> PARTS OF THE EXERCISE
**a)** In the post about the word "gay," which example phrases do the dictionary definitions give to illustrate the word's senses? List every one.
**b)** Retype everything in the post about the word "gay" from "3.having or showing" down to "somber, lackluster; conservative.".

> TEXT
┄┄┄┄┄┄┄┄┄┄
It goes to show how open the world is about it. Granted, I was relatively sheltered from all the "wrong" or what you might call it when I was younger, I still am more or less, but now it's more common for someone to say something of their sexual orientation or even wear attire that'll insinuate such impressions.

Two things about this.

One. One day, I was scrolling through my News Feed, and I saw that my cousin had posted a status. There was no particular reason it stuck other than my impression of ignorance. I don't know her exact reason for posting it, nor did I inquire of it, but she shared her opinion openly for everyone to see. It went something along the lines of: "Today, everybody's gay. He's gay, she's gay, I'm gay!" As ridiculous as it sounds, it just seems unnecessary to me. The worst we use always retain their connotations of bad histories more so than their actual denotation.

gay

[gey] adjective,
1. homosexual.
2.of, indicating, or supporting  homosexual interests or issues: a gay organization.
3.having or showing a merry, lively mood: gay spirits; gay music. cheerful, gleeful, happy, glad, cheery, lighthearted, joyous, joyful, jovial; sunny, lively, vivacious, sparkling; chipper, playful, jaunty, sprightly, blithe. serious, grave, solemn, joyless; staid, sedate; unhappy, morose, grim; sad, depressed, melancholy.
4. bright or showy: gay colors; gay ornaments. colorful, brilliant, vivid, intense, lustrous; glittering, theatrical, flamboyant. dull, drab, somber, lackluster; conservative.
5. Slang: Often Disparaging and Offensive. awkward, stupid, or bad; lame: This game is really gay.
┄┄┄┄┄┄┄┄┄┄
[Page element annotations]
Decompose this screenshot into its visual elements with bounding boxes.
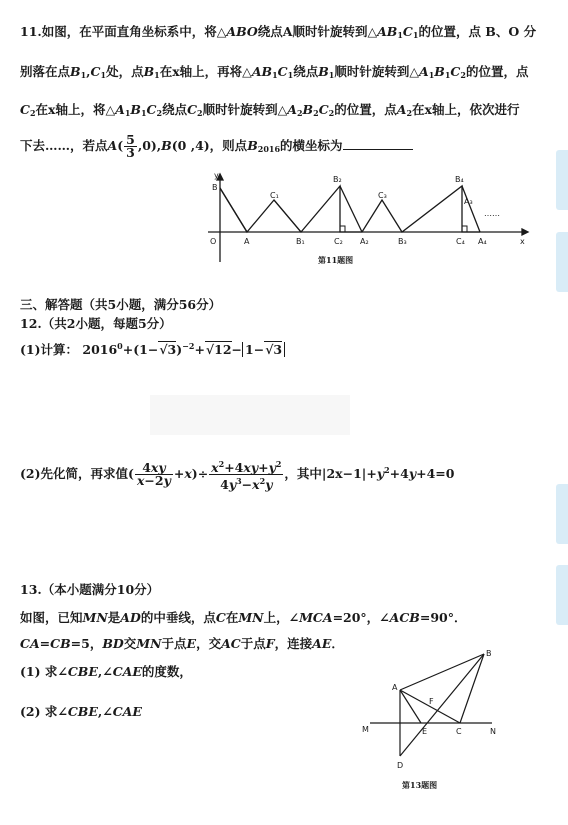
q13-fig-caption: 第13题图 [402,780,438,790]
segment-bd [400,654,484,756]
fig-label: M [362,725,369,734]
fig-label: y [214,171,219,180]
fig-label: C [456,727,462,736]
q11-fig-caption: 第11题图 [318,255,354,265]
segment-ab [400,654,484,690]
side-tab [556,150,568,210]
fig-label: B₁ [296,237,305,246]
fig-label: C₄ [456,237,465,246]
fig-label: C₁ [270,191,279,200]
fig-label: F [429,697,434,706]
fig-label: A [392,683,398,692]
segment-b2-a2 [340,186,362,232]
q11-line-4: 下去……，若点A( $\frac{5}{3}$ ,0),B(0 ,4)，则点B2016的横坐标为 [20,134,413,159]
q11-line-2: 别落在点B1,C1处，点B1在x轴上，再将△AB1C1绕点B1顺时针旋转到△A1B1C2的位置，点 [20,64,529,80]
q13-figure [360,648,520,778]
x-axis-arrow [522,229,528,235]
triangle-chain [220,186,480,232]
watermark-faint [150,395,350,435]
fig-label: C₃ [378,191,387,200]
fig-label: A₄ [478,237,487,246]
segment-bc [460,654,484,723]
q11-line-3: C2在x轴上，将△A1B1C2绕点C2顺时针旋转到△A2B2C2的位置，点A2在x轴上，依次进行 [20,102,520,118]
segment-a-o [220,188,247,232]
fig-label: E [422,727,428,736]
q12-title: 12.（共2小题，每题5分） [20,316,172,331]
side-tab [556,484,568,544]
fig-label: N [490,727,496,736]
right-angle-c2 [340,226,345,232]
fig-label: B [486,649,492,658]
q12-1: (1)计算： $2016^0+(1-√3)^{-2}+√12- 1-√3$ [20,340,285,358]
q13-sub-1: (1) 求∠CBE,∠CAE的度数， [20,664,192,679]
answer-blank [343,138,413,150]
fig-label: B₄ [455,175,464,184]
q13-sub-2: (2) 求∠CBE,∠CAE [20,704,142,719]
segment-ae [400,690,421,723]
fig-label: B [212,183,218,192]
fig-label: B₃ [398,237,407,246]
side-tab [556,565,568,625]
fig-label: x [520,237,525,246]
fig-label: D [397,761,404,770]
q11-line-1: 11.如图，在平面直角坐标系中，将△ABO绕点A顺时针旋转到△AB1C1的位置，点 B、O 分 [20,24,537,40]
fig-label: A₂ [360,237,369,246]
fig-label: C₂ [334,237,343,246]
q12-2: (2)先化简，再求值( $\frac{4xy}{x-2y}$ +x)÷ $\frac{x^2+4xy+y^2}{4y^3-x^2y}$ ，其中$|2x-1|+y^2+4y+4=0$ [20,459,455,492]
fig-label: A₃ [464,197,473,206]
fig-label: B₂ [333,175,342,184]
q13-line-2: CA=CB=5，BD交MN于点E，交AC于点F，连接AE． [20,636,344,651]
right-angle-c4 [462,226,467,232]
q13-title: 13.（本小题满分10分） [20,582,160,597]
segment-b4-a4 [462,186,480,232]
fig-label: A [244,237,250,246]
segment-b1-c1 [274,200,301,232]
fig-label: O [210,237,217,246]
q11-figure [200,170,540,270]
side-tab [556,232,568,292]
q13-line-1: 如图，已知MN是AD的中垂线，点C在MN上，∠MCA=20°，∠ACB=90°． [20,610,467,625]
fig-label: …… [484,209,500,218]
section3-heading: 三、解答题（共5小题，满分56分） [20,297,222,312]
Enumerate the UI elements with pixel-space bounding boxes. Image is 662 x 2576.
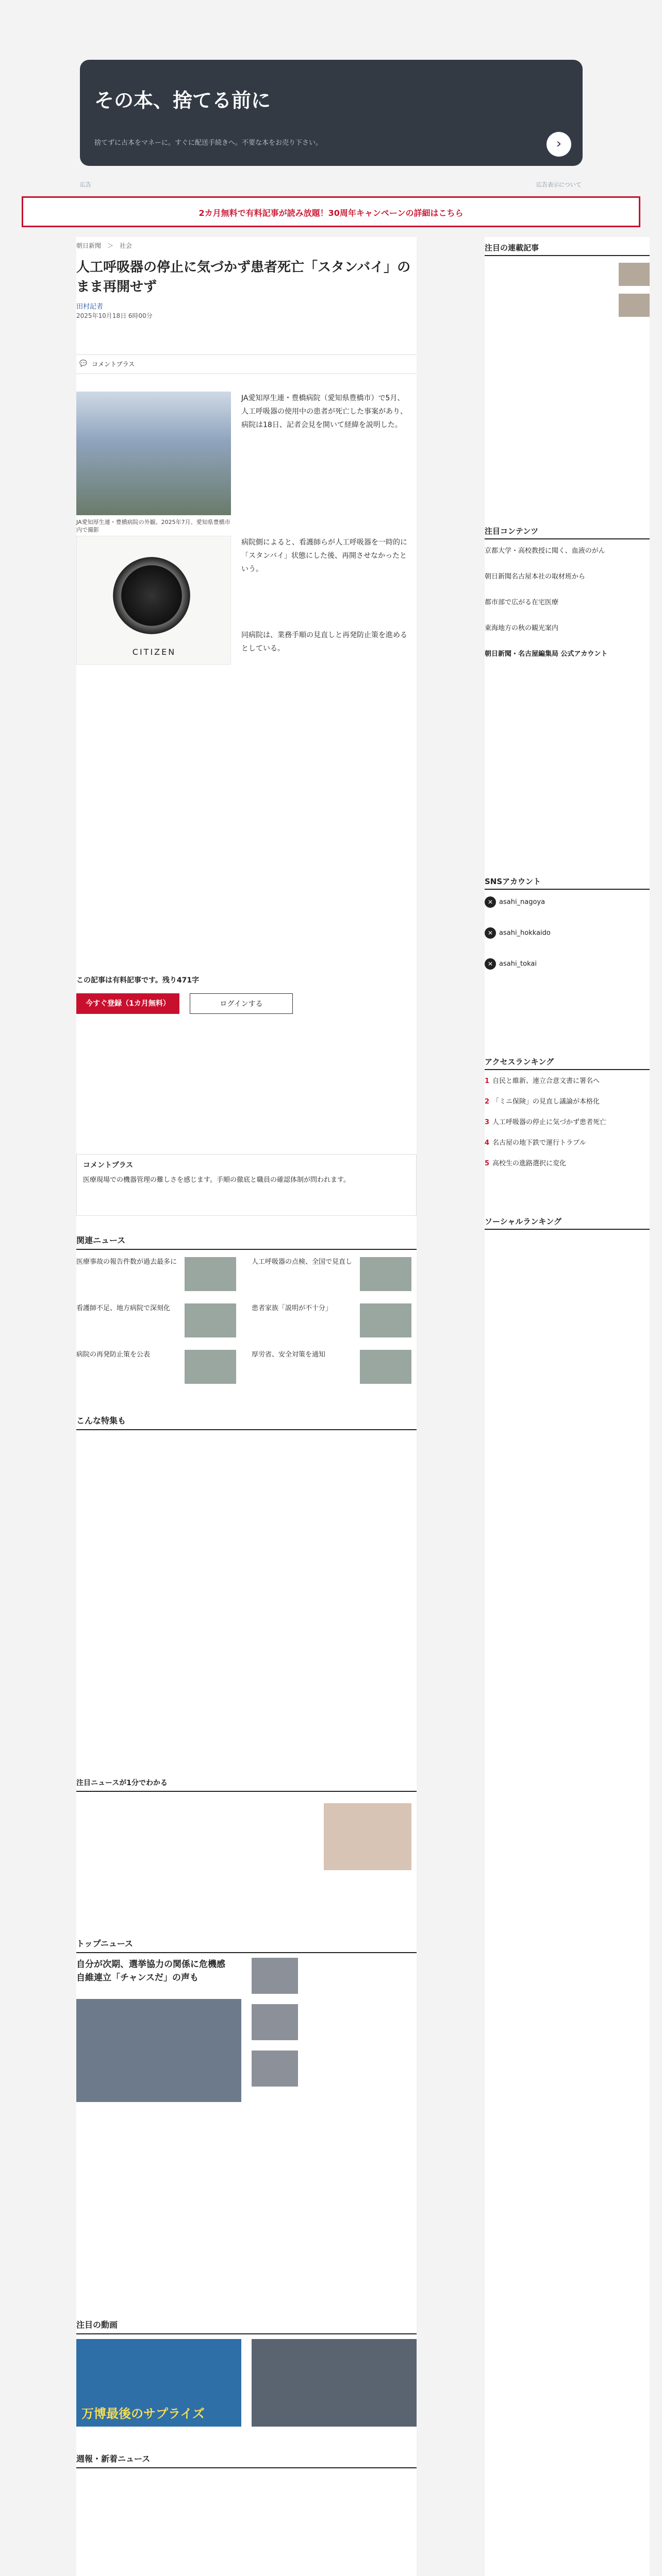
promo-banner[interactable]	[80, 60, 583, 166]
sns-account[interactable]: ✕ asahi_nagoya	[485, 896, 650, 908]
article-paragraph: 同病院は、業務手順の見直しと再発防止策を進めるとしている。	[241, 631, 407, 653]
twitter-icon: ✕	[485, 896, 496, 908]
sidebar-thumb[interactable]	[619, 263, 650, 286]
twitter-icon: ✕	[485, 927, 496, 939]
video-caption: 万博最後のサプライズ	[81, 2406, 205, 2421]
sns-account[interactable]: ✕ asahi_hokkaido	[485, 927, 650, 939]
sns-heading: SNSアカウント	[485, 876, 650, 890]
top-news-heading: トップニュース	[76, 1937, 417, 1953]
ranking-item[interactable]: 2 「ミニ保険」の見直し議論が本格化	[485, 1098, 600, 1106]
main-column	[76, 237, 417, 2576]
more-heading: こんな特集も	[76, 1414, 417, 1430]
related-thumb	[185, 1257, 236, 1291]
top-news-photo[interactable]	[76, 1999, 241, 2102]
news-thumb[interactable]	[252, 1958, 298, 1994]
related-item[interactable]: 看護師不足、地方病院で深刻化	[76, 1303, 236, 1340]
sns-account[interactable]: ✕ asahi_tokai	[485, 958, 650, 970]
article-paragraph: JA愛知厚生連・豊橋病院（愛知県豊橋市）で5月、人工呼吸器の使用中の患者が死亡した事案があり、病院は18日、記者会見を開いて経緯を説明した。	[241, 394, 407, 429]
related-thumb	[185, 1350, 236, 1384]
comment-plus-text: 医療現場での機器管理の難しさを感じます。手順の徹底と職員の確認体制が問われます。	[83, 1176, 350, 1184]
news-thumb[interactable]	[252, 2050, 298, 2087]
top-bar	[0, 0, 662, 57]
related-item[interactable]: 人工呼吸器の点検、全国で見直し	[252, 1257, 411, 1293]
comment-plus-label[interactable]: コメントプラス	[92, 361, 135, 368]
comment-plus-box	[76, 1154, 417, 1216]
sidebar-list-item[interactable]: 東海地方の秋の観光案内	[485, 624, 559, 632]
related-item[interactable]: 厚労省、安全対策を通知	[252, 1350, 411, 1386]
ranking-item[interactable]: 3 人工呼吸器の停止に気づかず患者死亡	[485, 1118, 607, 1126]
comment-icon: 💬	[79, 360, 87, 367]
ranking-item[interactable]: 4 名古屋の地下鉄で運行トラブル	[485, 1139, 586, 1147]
┄┄┄┄┄┄┄┄┄┄
> SOLVED PROBLEMS
**a)**
- a gay organization
- gay spirits
- gay music
- gay colors
- gay ornaments
- This game is really gay.

**b)**
3.having or showing a merry, lively mood: gay spirits; gay music. cheerful, gleeful, happy, glad, cheery, lighthearted, joyous, joyful, jovial; sunny, lively, vivacious, sparkling; chipper, playful, jaunty, sprightly, blithe. serious, grave, solemn, joyless; staid, sedate; unhappy, morose, grim; sad, depressed, melancholy.
4. bright or showy: gay colors; gay ornaments. colorful, brilliant, vivid, intense, lustrous; glittering, theatrical, flamboyant. dull, drab, somber, lackluster; conservative.